- [Description of the task]: Write the entries out again exactly as they stand, but without the pictures.

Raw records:
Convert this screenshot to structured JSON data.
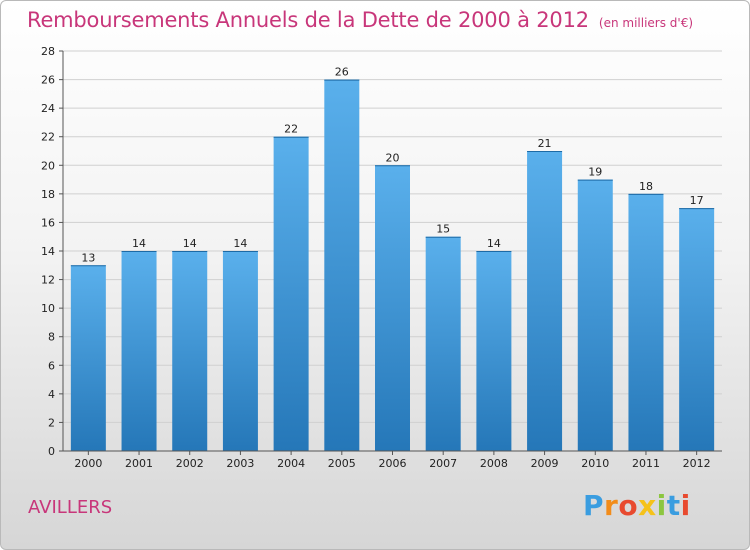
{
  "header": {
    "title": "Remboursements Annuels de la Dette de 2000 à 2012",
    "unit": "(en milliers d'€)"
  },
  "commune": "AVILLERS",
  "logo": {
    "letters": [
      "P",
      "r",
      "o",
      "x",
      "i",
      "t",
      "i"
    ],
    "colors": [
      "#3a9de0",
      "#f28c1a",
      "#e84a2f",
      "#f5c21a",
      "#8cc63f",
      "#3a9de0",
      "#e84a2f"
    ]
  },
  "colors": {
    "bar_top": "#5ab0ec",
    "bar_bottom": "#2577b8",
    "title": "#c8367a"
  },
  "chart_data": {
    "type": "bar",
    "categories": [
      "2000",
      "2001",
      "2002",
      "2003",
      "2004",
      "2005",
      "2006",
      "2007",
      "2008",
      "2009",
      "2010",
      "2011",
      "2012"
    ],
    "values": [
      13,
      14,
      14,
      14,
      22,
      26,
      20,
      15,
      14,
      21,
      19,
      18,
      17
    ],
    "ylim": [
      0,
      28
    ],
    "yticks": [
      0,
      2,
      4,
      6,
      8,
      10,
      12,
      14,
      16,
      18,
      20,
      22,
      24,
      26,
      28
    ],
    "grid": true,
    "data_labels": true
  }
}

- [Exercise output]:
Convert this screenshot to structured JSON data.
{
  "header": {
    "title": "Remboursements Annuels de la Dette de 2000 à 2012",
    "unit": "(en milliers d'€)"
  },
  "commune": "AVILLERS",
  "logo": {
    "letters": [
      "P",
      "r",
      "o",
      "x",
      "i",
      "t",
      "i"
    ],
    "colors": [
      "#3a9de0",
      "#f28c1a",
      "#e84a2f",
      "#f5c21a",
      "#8cc63f",
      "#3a9de0",
      "#e84a2f"
    ]
  },
  "colors": {
    "bar_top": "#5ab0ec",
    "bar_bottom": "#2577b8",
    "title": "#c8367a"
  },
  "chart_data": {
    "type": "bar",
    "categories": [
      "2000",
      "2001",
      "2002",
      "2003",
      "2004",
      "2005",
      "2006",
      "2007",
      "2008",
      "2009",
      "2010",
      "2011",
      "2012"
    ],
    "values": [
      13,
      14,
      14,
      14,
      22,
      26,
      20,
      15,
      14,
      21,
      19,
      18,
      17
    ],
    "ylim": [
      0,
      28
    ],
    "yticks": [
      0,
      2,
      4,
      6,
      8,
      10,
      12,
      14,
      16,
      18,
      20,
      22,
      24,
      26,
      28
    ],
    "grid": true,
    "data_labels": true
  }
}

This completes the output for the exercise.